> [Work instructions]
Wherever "JSON" appears in a line, copy that line.

> [Material supplied]
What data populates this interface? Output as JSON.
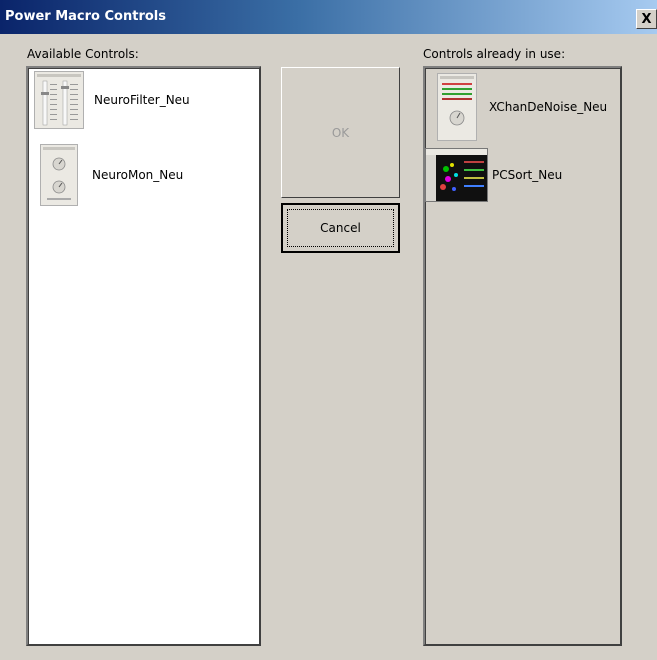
{
  "window": {
    "title": "Power Macro Controls",
    "close_label": "X"
  },
  "available": {
    "label": "Available Controls:",
    "items": [
      {
        "name": "NeuroFilter_Neu",
        "icon": "neurofilter-thumbnail-icon"
      },
      {
        "name": "NeuroMon_Neu",
        "icon": "neuromon-thumbnail-icon"
      }
    ]
  },
  "in_use": {
    "label": "Controls already in use:",
    "items": [
      {
        "name": "XChanDeNoise_Neu",
        "icon": "xchandenoise-thumbnail-icon"
      },
      {
        "name": "PCSort_Neu",
        "icon": "pcsort-thumbnail-icon"
      }
    ]
  },
  "buttons": {
    "ok": "OK",
    "cancel": "Cancel"
  },
  "colors": {
    "face": "#d4d0c8",
    "title_start": "#0a246a",
    "title_end": "#a6caf0",
    "disabled_text": "#9a9a9a"
  }
}
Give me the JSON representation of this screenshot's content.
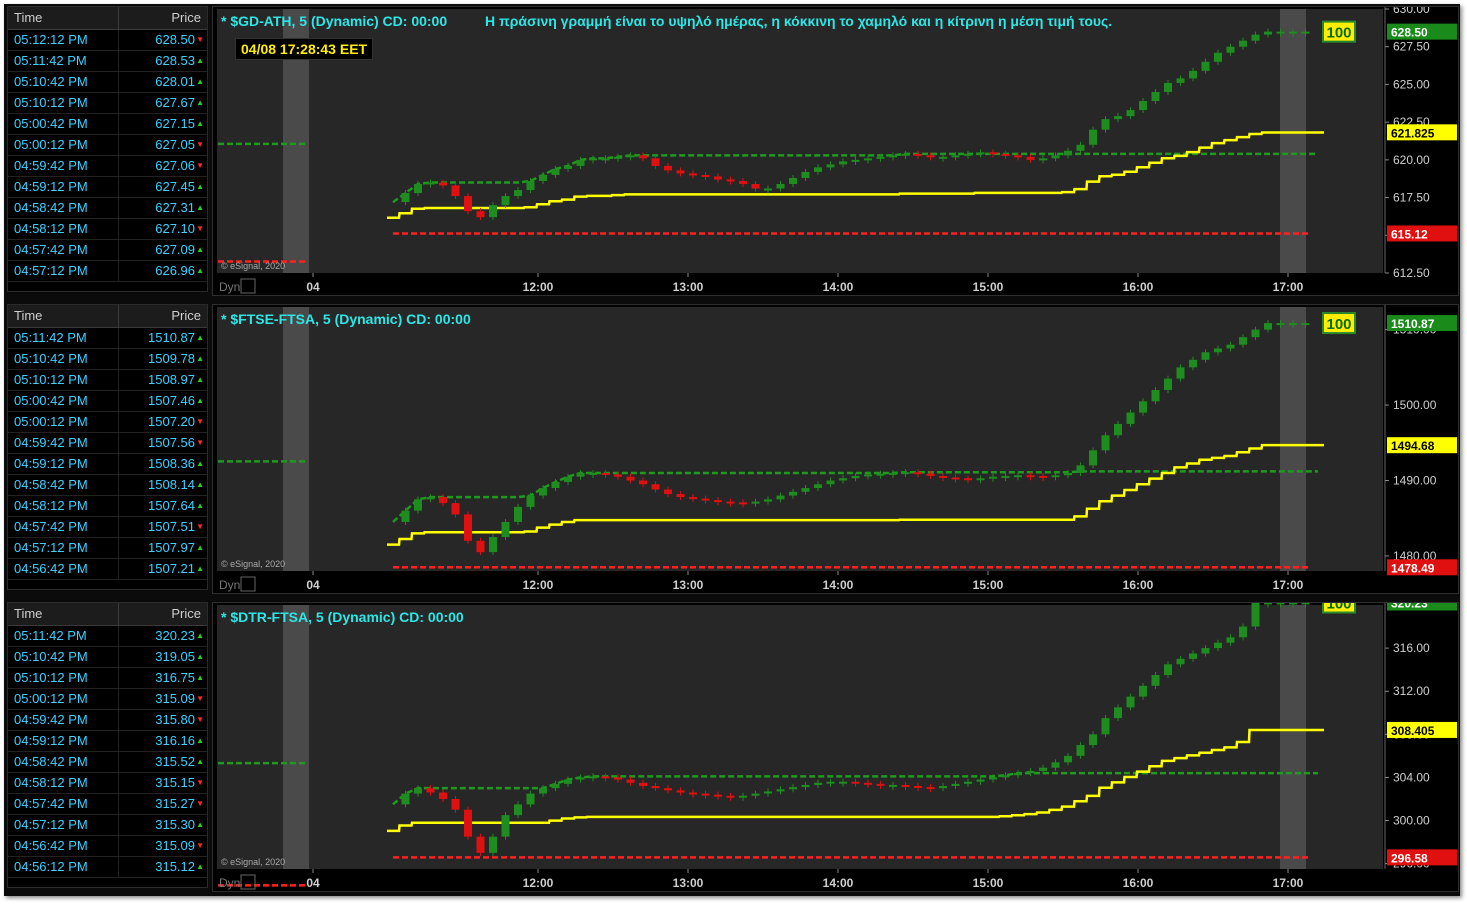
{
  "note": "Η πράσινη γραμμή είναι το υψηλό ημέρας, η κόκκινη το χαμηλό και η κίτρινη η μέση τιμή τους.",
  "clock": "04/08 17:28:43 EET",
  "common": {
    "time_header": "Time",
    "price_header": "Price",
    "watermark": "© eSignal, 2020",
    "dyn": "Dyn",
    "badge": "100",
    "x_ticks": [
      "04",
      "12:00",
      "13:00",
      "14:00",
      "15:00",
      "16:00",
      "17:00"
    ]
  },
  "colors": {
    "high": "#1f9a1f",
    "low": "#ff2020",
    "mid": "#ffff00",
    "up": "#1e8c1e",
    "down": "#e01010",
    "bg": "#272727"
  },
  "panels": [
    {
      "title": "* $GD-ATH, 5 (Dynamic) CD: 00:00",
      "ticks": [
        "612.50",
        "615.00",
        "617.50",
        "620.00",
        "622.50",
        "625.00",
        "627.50",
        "630.00"
      ],
      "price_tag": "628.50",
      "mid_tag": "621.825",
      "low_tag": "615.12",
      "trades": [
        [
          "05:12:12 PM",
          "628.50",
          "dn"
        ],
        [
          "05:11:42 PM",
          "628.53",
          "up"
        ],
        [
          "05:10:42 PM",
          "628.01",
          "up"
        ],
        [
          "05:10:12 PM",
          "627.67",
          "up"
        ],
        [
          "05:00:42 PM",
          "627.15",
          "up"
        ],
        [
          "05:00:12 PM",
          "627.05",
          "dn"
        ],
        [
          "04:59:42 PM",
          "627.06",
          "dn"
        ],
        [
          "04:59:12 PM",
          "627.45",
          "up"
        ],
        [
          "04:58:42 PM",
          "627.31",
          "up"
        ],
        [
          "04:58:12 PM",
          "627.10",
          "dn"
        ],
        [
          "04:57:42 PM",
          "627.09",
          "up"
        ],
        [
          "04:57:12 PM",
          "626.96",
          "up"
        ]
      ]
    },
    {
      "title": "* $FTSE-FTSA, 5 (Dynamic) CD: 00:00",
      "ticks": [
        "1480.00",
        "1490.00",
        "1500.00",
        "1510.00"
      ],
      "price_tag": "1510.87",
      "mid_tag": "1494.68",
      "low_tag": "1478.49",
      "trades": [
        [
          "05:11:42 PM",
          "1510.87",
          "up"
        ],
        [
          "05:10:42 PM",
          "1509.78",
          "up"
        ],
        [
          "05:10:12 PM",
          "1508.97",
          "up"
        ],
        [
          "05:00:42 PM",
          "1507.46",
          "up"
        ],
        [
          "05:00:12 PM",
          "1507.20",
          "dn"
        ],
        [
          "04:59:42 PM",
          "1507.56",
          "dn"
        ],
        [
          "04:59:12 PM",
          "1508.36",
          "up"
        ],
        [
          "04:58:42 PM",
          "1508.14",
          "up"
        ],
        [
          "04:58:12 PM",
          "1507.64",
          "up"
        ],
        [
          "04:57:42 PM",
          "1507.51",
          "dn"
        ],
        [
          "04:57:12 PM",
          "1507.97",
          "up"
        ],
        [
          "04:56:42 PM",
          "1507.21",
          "up"
        ]
      ]
    },
    {
      "title": "* $DTR-FTSA, 5 (Dynamic) CD: 00:00",
      "ticks": [
        "296.00",
        "300.00",
        "304.00",
        "308.00",
        "312.00",
        "316.00"
      ],
      "price_tag": "320.23",
      "mid_tag": "308.405",
      "low_tag": "296.58",
      "trades": [
        [
          "05:11:42 PM",
          "320.23",
          "up"
        ],
        [
          "05:10:42 PM",
          "319.05",
          "up"
        ],
        [
          "05:10:12 PM",
          "316.75",
          "up"
        ],
        [
          "05:00:12 PM",
          "315.09",
          "dn"
        ],
        [
          "04:59:42 PM",
          "315.80",
          "dn"
        ],
        [
          "04:59:12 PM",
          "316.16",
          "up"
        ],
        [
          "04:58:42 PM",
          "315.52",
          "up"
        ],
        [
          "04:58:12 PM",
          "315.15",
          "dn"
        ],
        [
          "04:57:42 PM",
          "315.27",
          "dn"
        ],
        [
          "04:57:12 PM",
          "315.30",
          "up"
        ],
        [
          "04:56:42 PM",
          "315.09",
          "dn"
        ],
        [
          "04:56:12 PM",
          "315.12",
          "up"
        ]
      ]
    }
  ],
  "chart_data": [
    {
      "type": "candlestick",
      "title": "* $GD-ATH, 5 (Dynamic) CD: 00:00",
      "x": [
        "11:00",
        "11:05",
        "11:10",
        "11:15",
        "11:20",
        "11:25",
        "11:30",
        "11:35",
        "11:40",
        "11:45",
        "11:50",
        "11:55",
        "12:00",
        "12:05",
        "12:10",
        "12:15",
        "12:20",
        "12:25",
        "12:30",
        "12:35",
        "12:40",
        "12:45",
        "12:50",
        "12:55",
        "13:00",
        "13:05",
        "13:10",
        "13:15",
        "13:20",
        "13:25",
        "13:30",
        "13:35",
        "13:40",
        "13:45",
        "13:50",
        "13:55",
        "14:00",
        "14:05",
        "14:10",
        "14:15",
        "14:20",
        "14:25",
        "14:30",
        "14:35",
        "14:40",
        "14:45",
        "14:50",
        "14:55",
        "15:00",
        "15:05",
        "15:10",
        "15:15",
        "15:20",
        "15:25",
        "15:30",
        "15:35",
        "15:40",
        "15:45",
        "15:50",
        "15:55",
        "16:00",
        "16:05",
        "16:10",
        "16:15",
        "16:20",
        "16:25",
        "16:30",
        "16:35",
        "16:40",
        "16:45",
        "16:50",
        "16:55",
        "17:00",
        "17:05",
        "17:10"
      ],
      "close": [
        617.2,
        617.8,
        618.4,
        618.5,
        618.3,
        617.6,
        616.6,
        616.2,
        617.0,
        617.6,
        618.0,
        618.6,
        619.0,
        619.4,
        619.6,
        620.0,
        620.1,
        620.1,
        620.2,
        620.3,
        620.1,
        619.6,
        619.3,
        619.1,
        619.0,
        618.9,
        618.7,
        618.6,
        618.4,
        618.1,
        618.1,
        618.4,
        618.8,
        619.2,
        619.5,
        619.7,
        619.9,
        620.0,
        620.1,
        620.2,
        620.3,
        620.4,
        620.3,
        620.2,
        620.2,
        620.3,
        620.4,
        620.5,
        620.4,
        620.3,
        620.2,
        620.0,
        620.1,
        620.3,
        620.6,
        621.0,
        622.0,
        622.7,
        622.9,
        623.3,
        623.9,
        624.5,
        625.1,
        625.4,
        625.9,
        626.5,
        627.1,
        627.5,
        627.9,
        628.3,
        628.5,
        628.5,
        628.5,
        628.5,
        628.5
      ],
      "day_high": 620.4,
      "day_low": 615.12,
      "day_mid": 621.825,
      "last": 628.5,
      "ylim": [
        612.5,
        630.0
      ]
    },
    {
      "type": "candlestick",
      "title": "* $FTSE-FTSA, 5 (Dynamic) CD: 00:00",
      "x": [
        "11:00",
        "11:05",
        "11:10",
        "11:15",
        "11:20",
        "11:25",
        "11:30",
        "11:35",
        "11:40",
        "11:45",
        "11:50",
        "11:55",
        "12:00",
        "12:05",
        "12:10",
        "12:15",
        "12:20",
        "12:25",
        "12:30",
        "12:35",
        "12:40",
        "12:45",
        "12:50",
        "12:55",
        "13:00",
        "13:05",
        "13:10",
        "13:15",
        "13:20",
        "13:25",
        "13:30",
        "13:35",
        "13:40",
        "13:45",
        "13:50",
        "13:55",
        "14:00",
        "14:05",
        "14:10",
        "14:15",
        "14:20",
        "14:25",
        "14:30",
        "14:35",
        "14:40",
        "14:45",
        "14:50",
        "14:55",
        "15:00",
        "15:05",
        "15:10",
        "15:15",
        "15:20",
        "15:25",
        "15:30",
        "15:35",
        "15:40",
        "15:45",
        "15:50",
        "15:55",
        "16:00",
        "16:05",
        "16:10",
        "16:15",
        "16:20",
        "16:25",
        "16:30",
        "16:35",
        "16:40",
        "16:45",
        "16:50",
        "16:55",
        "17:00",
        "17:05",
        "17:10"
      ],
      "close": [
        1484.5,
        1486.0,
        1487.5,
        1487.8,
        1487.0,
        1485.5,
        1482.0,
        1480.5,
        1482.5,
        1484.5,
        1486.5,
        1488.0,
        1489.0,
        1489.8,
        1490.5,
        1491.0,
        1491.0,
        1490.8,
        1490.5,
        1490.0,
        1489.5,
        1488.8,
        1488.2,
        1487.8,
        1487.6,
        1487.4,
        1487.2,
        1487.1,
        1487.0,
        1487.2,
        1487.5,
        1488.0,
        1488.5,
        1489.0,
        1489.5,
        1490.0,
        1490.3,
        1490.6,
        1490.8,
        1490.9,
        1491.0,
        1491.1,
        1490.9,
        1490.6,
        1490.4,
        1490.3,
        1490.2,
        1490.3,
        1490.5,
        1490.6,
        1490.7,
        1490.6,
        1490.5,
        1490.7,
        1491.0,
        1492.0,
        1494.0,
        1496.0,
        1497.5,
        1499.0,
        1500.5,
        1502.0,
        1503.5,
        1505.0,
        1506.0,
        1507.0,
        1507.5,
        1508.0,
        1509.0,
        1510.0,
        1510.87,
        1510.87,
        1510.87,
        1510.87,
        1510.87
      ],
      "day_high": 1491.2,
      "day_low": 1478.49,
      "day_mid": 1494.68,
      "last": 1510.87,
      "ylim": [
        1478.0,
        1513.0
      ]
    },
    {
      "type": "candlestick",
      "title": "* $DTR-FTSA, 5 (Dynamic) CD: 00:00",
      "x": [
        "11:00",
        "11:05",
        "11:10",
        "11:15",
        "11:20",
        "11:25",
        "11:30",
        "11:35",
        "11:40",
        "11:45",
        "11:50",
        "11:55",
        "12:00",
        "12:05",
        "12:10",
        "12:15",
        "12:20",
        "12:25",
        "12:30",
        "12:35",
        "12:40",
        "12:45",
        "12:50",
        "12:55",
        "13:00",
        "13:05",
        "13:10",
        "13:15",
        "13:20",
        "13:25",
        "13:30",
        "13:35",
        "13:40",
        "13:45",
        "13:50",
        "13:55",
        "14:00",
        "14:05",
        "14:10",
        "14:15",
        "14:20",
        "14:25",
        "14:30",
        "14:35",
        "14:40",
        "14:45",
        "14:50",
        "14:55",
        "15:00",
        "15:05",
        "15:10",
        "15:15",
        "15:20",
        "15:25",
        "15:30",
        "15:35",
        "15:40",
        "15:45",
        "15:50",
        "15:55",
        "16:00",
        "16:05",
        "16:10",
        "16:15",
        "16:20",
        "16:25",
        "16:30",
        "16:35",
        "16:40",
        "16:45",
        "16:50",
        "16:55",
        "17:00",
        "17:05",
        "17:10"
      ],
      "close": [
        301.5,
        302.5,
        303.0,
        302.6,
        302.0,
        301.0,
        298.5,
        297.0,
        298.5,
        300.5,
        301.5,
        302.5,
        303.0,
        303.4,
        303.8,
        304.0,
        304.1,
        304.0,
        303.8,
        303.5,
        303.2,
        303.0,
        302.8,
        302.6,
        302.5,
        302.4,
        302.3,
        302.2,
        302.3,
        302.5,
        302.7,
        302.9,
        303.1,
        303.3,
        303.5,
        303.6,
        303.6,
        303.5,
        303.4,
        303.3,
        303.3,
        303.2,
        303.1,
        303.0,
        303.2,
        303.4,
        303.6,
        303.8,
        304.0,
        304.2,
        304.4,
        304.6,
        304.9,
        305.4,
        306.0,
        307.0,
        308.0,
        309.5,
        310.5,
        311.5,
        312.5,
        313.5,
        314.5,
        315.0,
        315.5,
        316.0,
        316.5,
        317.0,
        318.0,
        320.23,
        320.23,
        320.23,
        320.23,
        320.23,
        320.23
      ],
      "day_high": 304.4,
      "day_low": 296.58,
      "day_mid": 308.405,
      "last": 320.23,
      "ylim": [
        295.5,
        320.0
      ]
    }
  ]
}
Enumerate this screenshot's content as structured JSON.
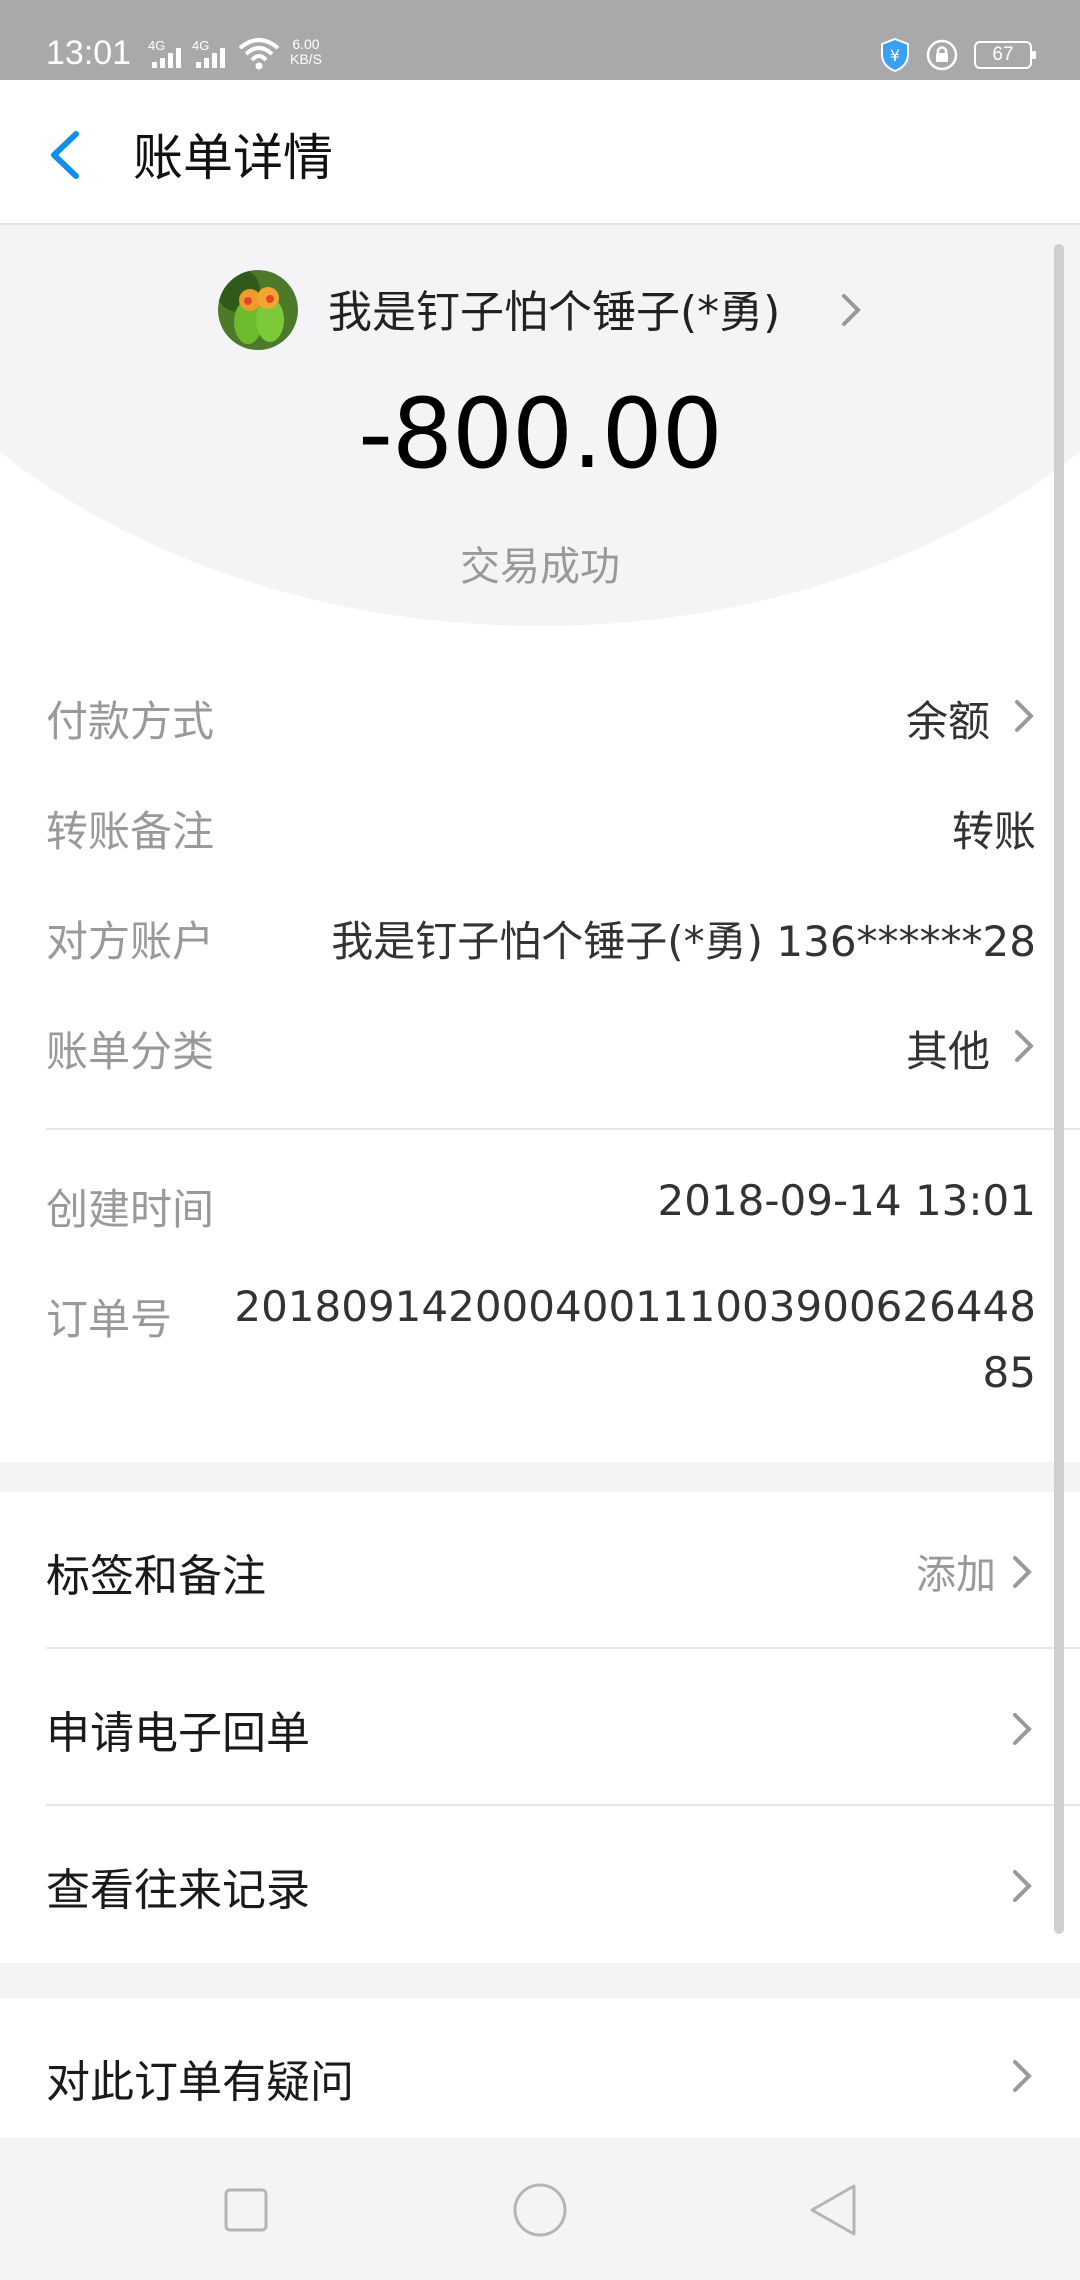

> [Result]
What data populates this interface? Output as JSON.
Give me the JSON representation of this screenshot's content.
Enumerate this screenshot's content as structured JSON.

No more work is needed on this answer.